Data listing:
[start]
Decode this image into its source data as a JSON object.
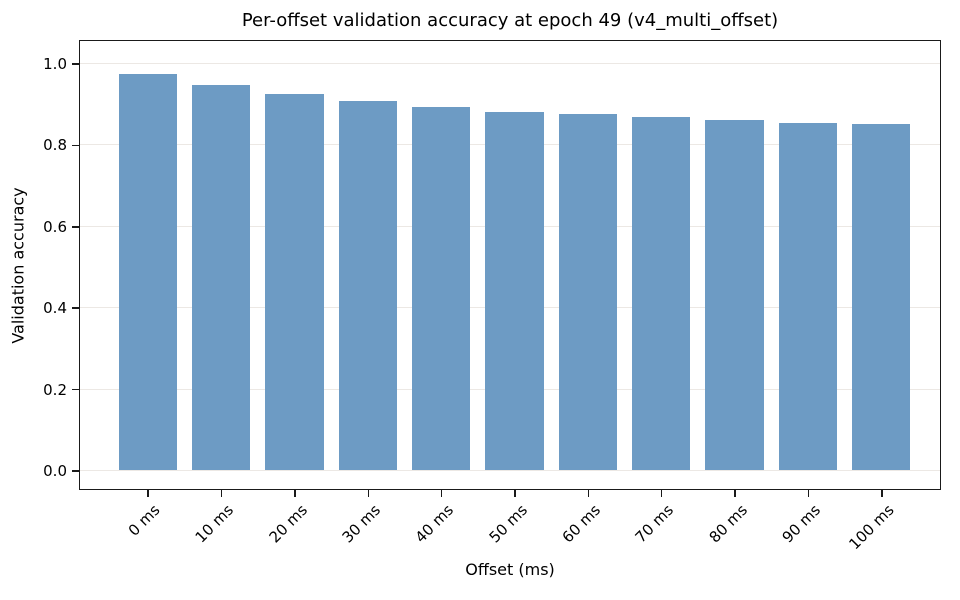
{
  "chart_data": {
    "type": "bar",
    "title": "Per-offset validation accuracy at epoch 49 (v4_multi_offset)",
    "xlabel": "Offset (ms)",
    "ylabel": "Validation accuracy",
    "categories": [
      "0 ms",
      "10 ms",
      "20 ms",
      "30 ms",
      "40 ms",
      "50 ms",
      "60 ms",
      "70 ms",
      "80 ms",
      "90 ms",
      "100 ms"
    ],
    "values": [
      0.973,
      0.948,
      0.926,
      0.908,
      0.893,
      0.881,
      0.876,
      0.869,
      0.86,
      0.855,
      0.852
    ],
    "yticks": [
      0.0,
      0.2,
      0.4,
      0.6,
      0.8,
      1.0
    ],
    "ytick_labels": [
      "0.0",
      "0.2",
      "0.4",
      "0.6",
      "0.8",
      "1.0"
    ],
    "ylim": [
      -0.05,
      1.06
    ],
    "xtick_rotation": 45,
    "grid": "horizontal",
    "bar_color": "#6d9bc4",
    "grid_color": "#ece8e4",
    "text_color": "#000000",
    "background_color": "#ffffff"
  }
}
[end]
**WHAT TO PRODUCE**
Repeat the records above exactly, omitting every picture.

**RIGHT ANSWER**
Decode this image into its source data as a JSON object.
{
  "chart_data": {
    "type": "bar",
    "title": "Per-offset validation accuracy at epoch 49 (v4_multi_offset)",
    "xlabel": "Offset (ms)",
    "ylabel": "Validation accuracy",
    "categories": [
      "0 ms",
      "10 ms",
      "20 ms",
      "30 ms",
      "40 ms",
      "50 ms",
      "60 ms",
      "70 ms",
      "80 ms",
      "90 ms",
      "100 ms"
    ],
    "values": [
      0.973,
      0.948,
      0.926,
      0.908,
      0.893,
      0.881,
      0.876,
      0.869,
      0.86,
      0.855,
      0.852
    ],
    "yticks": [
      0.0,
      0.2,
      0.4,
      0.6,
      0.8,
      1.0
    ],
    "ytick_labels": [
      "0.0",
      "0.2",
      "0.4",
      "0.6",
      "0.8",
      "1.0"
    ],
    "ylim": [
      -0.05,
      1.06
    ],
    "xtick_rotation": 45,
    "grid": "horizontal",
    "bar_color": "#6d9bc4",
    "grid_color": "#ece8e4",
    "text_color": "#000000",
    "background_color": "#ffffff"
  }
}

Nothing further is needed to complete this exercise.